┌────────
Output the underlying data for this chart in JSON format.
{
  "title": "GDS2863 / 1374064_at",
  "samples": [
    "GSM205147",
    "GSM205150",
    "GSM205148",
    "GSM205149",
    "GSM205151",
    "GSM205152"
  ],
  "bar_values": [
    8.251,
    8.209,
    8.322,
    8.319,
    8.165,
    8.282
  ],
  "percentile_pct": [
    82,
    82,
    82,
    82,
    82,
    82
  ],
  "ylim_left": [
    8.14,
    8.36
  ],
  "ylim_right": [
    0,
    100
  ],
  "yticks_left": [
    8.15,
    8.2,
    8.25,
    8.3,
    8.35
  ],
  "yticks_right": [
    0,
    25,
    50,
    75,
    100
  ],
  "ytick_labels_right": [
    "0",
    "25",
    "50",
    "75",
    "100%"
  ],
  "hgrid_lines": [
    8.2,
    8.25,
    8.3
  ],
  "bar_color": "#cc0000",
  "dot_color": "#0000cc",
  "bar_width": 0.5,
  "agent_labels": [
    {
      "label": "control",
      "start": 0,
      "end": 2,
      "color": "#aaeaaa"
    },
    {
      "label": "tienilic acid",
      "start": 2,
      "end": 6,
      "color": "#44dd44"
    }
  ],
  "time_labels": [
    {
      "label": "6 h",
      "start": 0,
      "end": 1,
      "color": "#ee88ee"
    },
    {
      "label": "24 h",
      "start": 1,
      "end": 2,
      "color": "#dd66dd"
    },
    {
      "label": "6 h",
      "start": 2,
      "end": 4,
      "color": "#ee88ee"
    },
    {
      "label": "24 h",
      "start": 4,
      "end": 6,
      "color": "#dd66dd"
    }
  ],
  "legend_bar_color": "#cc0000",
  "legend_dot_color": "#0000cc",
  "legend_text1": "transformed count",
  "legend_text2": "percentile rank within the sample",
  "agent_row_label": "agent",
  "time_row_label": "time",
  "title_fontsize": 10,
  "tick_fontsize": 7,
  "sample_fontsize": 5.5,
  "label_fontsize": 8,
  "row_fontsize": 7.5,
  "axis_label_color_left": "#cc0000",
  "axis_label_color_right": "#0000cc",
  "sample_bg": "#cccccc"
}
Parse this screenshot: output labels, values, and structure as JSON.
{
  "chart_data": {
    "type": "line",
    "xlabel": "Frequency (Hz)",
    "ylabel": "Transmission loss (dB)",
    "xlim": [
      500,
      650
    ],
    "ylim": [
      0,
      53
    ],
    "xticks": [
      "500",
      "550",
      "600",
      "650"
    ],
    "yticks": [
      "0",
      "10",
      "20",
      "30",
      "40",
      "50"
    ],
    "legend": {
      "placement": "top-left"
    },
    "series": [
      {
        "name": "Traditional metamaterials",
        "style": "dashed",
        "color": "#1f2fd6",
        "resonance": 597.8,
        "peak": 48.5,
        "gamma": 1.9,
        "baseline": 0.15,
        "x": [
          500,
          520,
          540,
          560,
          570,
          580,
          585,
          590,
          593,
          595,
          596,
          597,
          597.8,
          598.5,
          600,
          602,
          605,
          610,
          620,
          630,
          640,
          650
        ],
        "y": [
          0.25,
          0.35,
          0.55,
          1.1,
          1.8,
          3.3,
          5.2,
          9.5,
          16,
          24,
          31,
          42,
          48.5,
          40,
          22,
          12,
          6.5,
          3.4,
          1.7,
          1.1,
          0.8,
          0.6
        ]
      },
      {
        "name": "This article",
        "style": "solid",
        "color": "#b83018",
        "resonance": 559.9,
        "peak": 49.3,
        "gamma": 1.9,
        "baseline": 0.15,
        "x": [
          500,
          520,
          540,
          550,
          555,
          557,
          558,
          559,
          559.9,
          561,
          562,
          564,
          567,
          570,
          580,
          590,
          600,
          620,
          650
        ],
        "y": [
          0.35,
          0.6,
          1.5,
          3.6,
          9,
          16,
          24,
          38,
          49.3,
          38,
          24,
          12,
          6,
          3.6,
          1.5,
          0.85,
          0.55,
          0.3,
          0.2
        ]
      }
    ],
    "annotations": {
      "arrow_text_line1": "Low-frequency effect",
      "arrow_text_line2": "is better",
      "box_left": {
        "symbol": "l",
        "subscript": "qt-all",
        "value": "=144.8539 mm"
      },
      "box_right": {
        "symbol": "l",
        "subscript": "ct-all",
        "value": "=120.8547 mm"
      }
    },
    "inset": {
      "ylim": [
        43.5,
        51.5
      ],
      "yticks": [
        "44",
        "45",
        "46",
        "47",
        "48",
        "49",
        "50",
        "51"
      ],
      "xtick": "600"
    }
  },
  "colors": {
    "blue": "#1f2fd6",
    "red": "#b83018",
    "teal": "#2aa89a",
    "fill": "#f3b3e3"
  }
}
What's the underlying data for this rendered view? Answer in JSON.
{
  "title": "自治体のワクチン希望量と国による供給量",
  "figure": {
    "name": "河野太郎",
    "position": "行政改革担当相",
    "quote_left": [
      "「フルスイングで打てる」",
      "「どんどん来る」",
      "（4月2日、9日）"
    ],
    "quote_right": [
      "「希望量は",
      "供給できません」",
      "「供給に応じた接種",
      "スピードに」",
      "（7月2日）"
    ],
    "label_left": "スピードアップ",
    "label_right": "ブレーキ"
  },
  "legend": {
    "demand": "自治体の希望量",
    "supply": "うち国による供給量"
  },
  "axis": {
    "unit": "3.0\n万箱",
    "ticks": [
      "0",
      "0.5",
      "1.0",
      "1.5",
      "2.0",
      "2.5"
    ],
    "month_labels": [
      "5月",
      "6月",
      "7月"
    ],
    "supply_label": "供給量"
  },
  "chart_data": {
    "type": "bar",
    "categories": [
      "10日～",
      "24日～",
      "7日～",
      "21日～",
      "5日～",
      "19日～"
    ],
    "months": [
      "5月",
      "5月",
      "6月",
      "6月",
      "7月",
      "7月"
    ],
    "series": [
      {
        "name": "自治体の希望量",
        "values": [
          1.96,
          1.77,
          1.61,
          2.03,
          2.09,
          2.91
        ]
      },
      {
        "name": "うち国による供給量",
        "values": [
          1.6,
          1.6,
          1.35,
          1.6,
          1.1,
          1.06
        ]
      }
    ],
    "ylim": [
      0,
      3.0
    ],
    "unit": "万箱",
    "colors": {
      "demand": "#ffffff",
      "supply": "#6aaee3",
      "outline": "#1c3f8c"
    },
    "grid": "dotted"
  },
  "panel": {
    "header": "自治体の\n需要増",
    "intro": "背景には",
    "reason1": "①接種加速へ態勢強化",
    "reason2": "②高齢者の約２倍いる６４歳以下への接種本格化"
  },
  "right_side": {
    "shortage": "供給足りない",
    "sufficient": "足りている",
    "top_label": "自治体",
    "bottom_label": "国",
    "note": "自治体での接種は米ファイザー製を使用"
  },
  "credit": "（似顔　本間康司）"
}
└────────
Set down the listing above in full, please, exactly as it appears.

▶ _ANSWER IN FULL_
Output the underlying data for this chart in JSON format.
{
  "title": "GDS2863 / 1374064_at",
  "samples": [
    "GSM205147",
    "GSM205150",
    "GSM205148",
    "GSM205149",
    "GSM205151",
    "GSM205152"
  ],
  "bar_values": [
    8.251,
    8.209,
    8.322,
    8.319,
    8.165,
    8.282
  ],
  "percentile_pct": [
    82,
    82,
    82,
    82,
    82,
    82
  ],
  "ylim_left": [
    8.14,
    8.36
  ],
  "ylim_right": [
    0,
    100
  ],
  "yticks_left": [
    8.15,
    8.2,
    8.25,
    8.3,
    8.35
  ],
  "yticks_right": [
    0,
    25,
    50,
    75,
    100
  ],
  "ytick_labels_right": [
    "0",
    "25",
    "50",
    "75",
    "100%"
  ],
  "hgrid_lines": [
    8.2,
    8.25,
    8.3
  ],
  "bar_color": "#cc0000",
  "dot_color": "#0000cc",
  "bar_width": 0.5,
  "agent_labels": [
    {
      "label": "control",
      "start": 0,
      "end": 2,
      "color": "#aaeaaa"
    },
    {
      "label": "tienilic acid",
      "start": 2,
      "end": 6,
      "color": "#44dd44"
    }
  ],
  "time_labels": [
    {
      "label": "6 h",
      "start": 0,
      "end": 1,
      "color": "#ee88ee"
    },
    {
      "label": "24 h",
      "start": 1,
      "end": 2,
      "color": "#dd66dd"
    },
    {
      "label": "6 h",
      "start": 2,
      "end": 4,
      "color": "#ee88ee"
    },
    {
      "label": "24 h",
      "start": 4,
      "end": 6,
      "color": "#dd66dd"
    }
  ],
  "legend_bar_color": "#cc0000",
  "legend_dot_color": "#0000cc",
  "legend_text1": "transformed count",
  "legend_text2": "percentile rank within the sample",
  "agent_row_label": "agent",
  "time_row_label": "time",
  "title_fontsize": 10,
  "tick_fontsize": 7,
  "sample_fontsize": 5.5,
  "label_fontsize": 8,
  "row_fontsize": 7.5,
  "axis_label_color_left": "#cc0000",
  "axis_label_color_right": "#0000cc",
  "sample_bg": "#cccccc"
}
Parse this screenshot: output labels, values, and structure as JSON.
{
  "chart_data": {
    "type": "line",
    "xlabel": "Frequency (Hz)",
    "ylabel": "Transmission loss (dB)",
    "xlim": [
      500,
      650
    ],
    "ylim": [
      0,
      53
    ],
    "xticks": [
      "500",
      "550",
      "600",
      "650"
    ],
    "yticks": [
      "0",
      "10",
      "20",
      "30",
      "40",
      "50"
    ],
    "legend": {
      "placement": "top-left"
    },
    "series": [
      {
        "name": "Traditional metamaterials",
        "style": "dashed",
        "color": "#1f2fd6",
        "resonance": 597.8,
        "peak": 48.5,
        "gamma": 1.9,
        "baseline": 0.15,
        "x": [
          500,
          520,
          540,
          560,
          570,
          580,
          585,
          590,
          593,
          595,
          596,
          597,
          597.8,
          598.5,
          600,
          602,
          605,
          610,
          620,
          630,
          640,
          650
        ],
        "y": [
          0.25,
          0.35,
          0.55,
          1.1,
          1.8,
          3.3,
          5.2,
          9.5,
          16,
          24,
          31,
          42,
          48.5,
          40,
          22,
          12,
          6.5,
          3.4,
          1.7,
          1.1,
          0.8,
          0.6
        ]
      },
      {
        "name": "This article",
        "style": "solid",
        "color": "#b83018",
        "resonance": 559.9,
        "peak": 49.3,
        "gamma": 1.9,
        "baseline": 0.15,
        "x": [
          500,
          520,
          540,
          550,
          555,
          557,
          558,
          559,
          559.9,
          561,
          562,
          564,
          567,
          570,
          580,
          590,
          600,
          620,
          650
        ],
        "y": [
          0.35,
          0.6,
          1.5,
          3.6,
          9,
          16,
          24,
          38,
          49.3,
          38,
          24,
          12,
          6,
          3.6,
          1.5,
          0.85,
          0.55,
          0.3,
          0.2
        ]
      }
    ],
    "annotations": {
      "arrow_text_line1": "Low-frequency effect",
      "arrow_text_line2": "is better",
      "box_left": {
        "symbol": "l",
        "subscript": "qt-all",
        "value": "=144.8539 mm"
      },
      "box_right": {
        "symbol": "l",
        "subscript": "ct-all",
        "value": "=120.8547 mm"
      }
    },
    "inset": {
      "ylim": [
        43.5,
        51.5
      ],
      "yticks": [
        "44",
        "45",
        "46",
        "47",
        "48",
        "49",
        "50",
        "51"
      ],
      "xtick": "600"
    }
  },
  "colors": {
    "blue": "#1f2fd6",
    "red": "#b83018",
    "teal": "#2aa89a",
    "fill": "#f3b3e3"
  }
}
What's the underlying data for this rendered view? Answer in JSON.
{
  "title": "自治体のワクチン希望量と国による供給量",
  "figure": {
    "name": "河野太郎",
    "position": "行政改革担当相",
    "quote_left": [
      "「フルスイングで打てる」",
      "「どんどん来る」",
      "（4月2日、9日）"
    ],
    "quote_right": [
      "「希望量は",
      "供給できません」",
      "「供給に応じた接種",
      "スピードに」",
      "（7月2日）"
    ],
    "label_left": "スピードアップ",
    "label_right": "ブレーキ"
  },
  "legend": {
    "demand": "自治体の希望量",
    "supply": "うち国による供給量"
  },
  "axis": {
    "unit": "3.0\n万箱",
    "ticks": [
      "0",
      "0.5",
      "1.0",
      "1.5",
      "2.0",
      "2.5"
    ],
    "month_labels": [
      "5月",
      "6月",
      "7月"
    ],
    "supply_label": "供給量"
  },
  "chart_data": {
    "type": "bar",
    "categories": [
      "10日～",
      "24日～",
      "7日～",
      "21日～",
      "5日～",
      "19日～"
    ],
    "months": [
      "5月",
      "5月",
      "6月",
      "6月",
      "7月",
      "7月"
    ],
    "series": [
      {
        "name": "自治体の希望量",
        "values": [
          1.96,
          1.77,
          1.61,
          2.03,
          2.09,
          2.91
        ]
      },
      {
        "name": "うち国による供給量",
        "values": [
          1.6,
          1.6,
          1.35,
          1.6,
          1.1,
          1.06
        ]
      }
    ],
    "ylim": [
      0,
      3.0
    ],
    "unit": "万箱",
    "colors": {
      "demand": "#ffffff",
      "supply": "#6aaee3",
      "outline": "#1c3f8c"
    },
    "grid": "dotted"
  },
  "panel": {
    "header": "自治体の\n需要増",
    "intro": "背景には",
    "reason1": "①接種加速へ態勢強化",
    "reason2": "②高齢者の約２倍いる６４歳以下への接種本格化"
  },
  "right_side": {
    "shortage": "供給足りない",
    "sufficient": "足りている",
    "top_label": "自治体",
    "bottom_label": "国",
    "note": "自治体での接種は米ファイザー製を使用"
  },
  "credit": "（似顔　本間康司）"
}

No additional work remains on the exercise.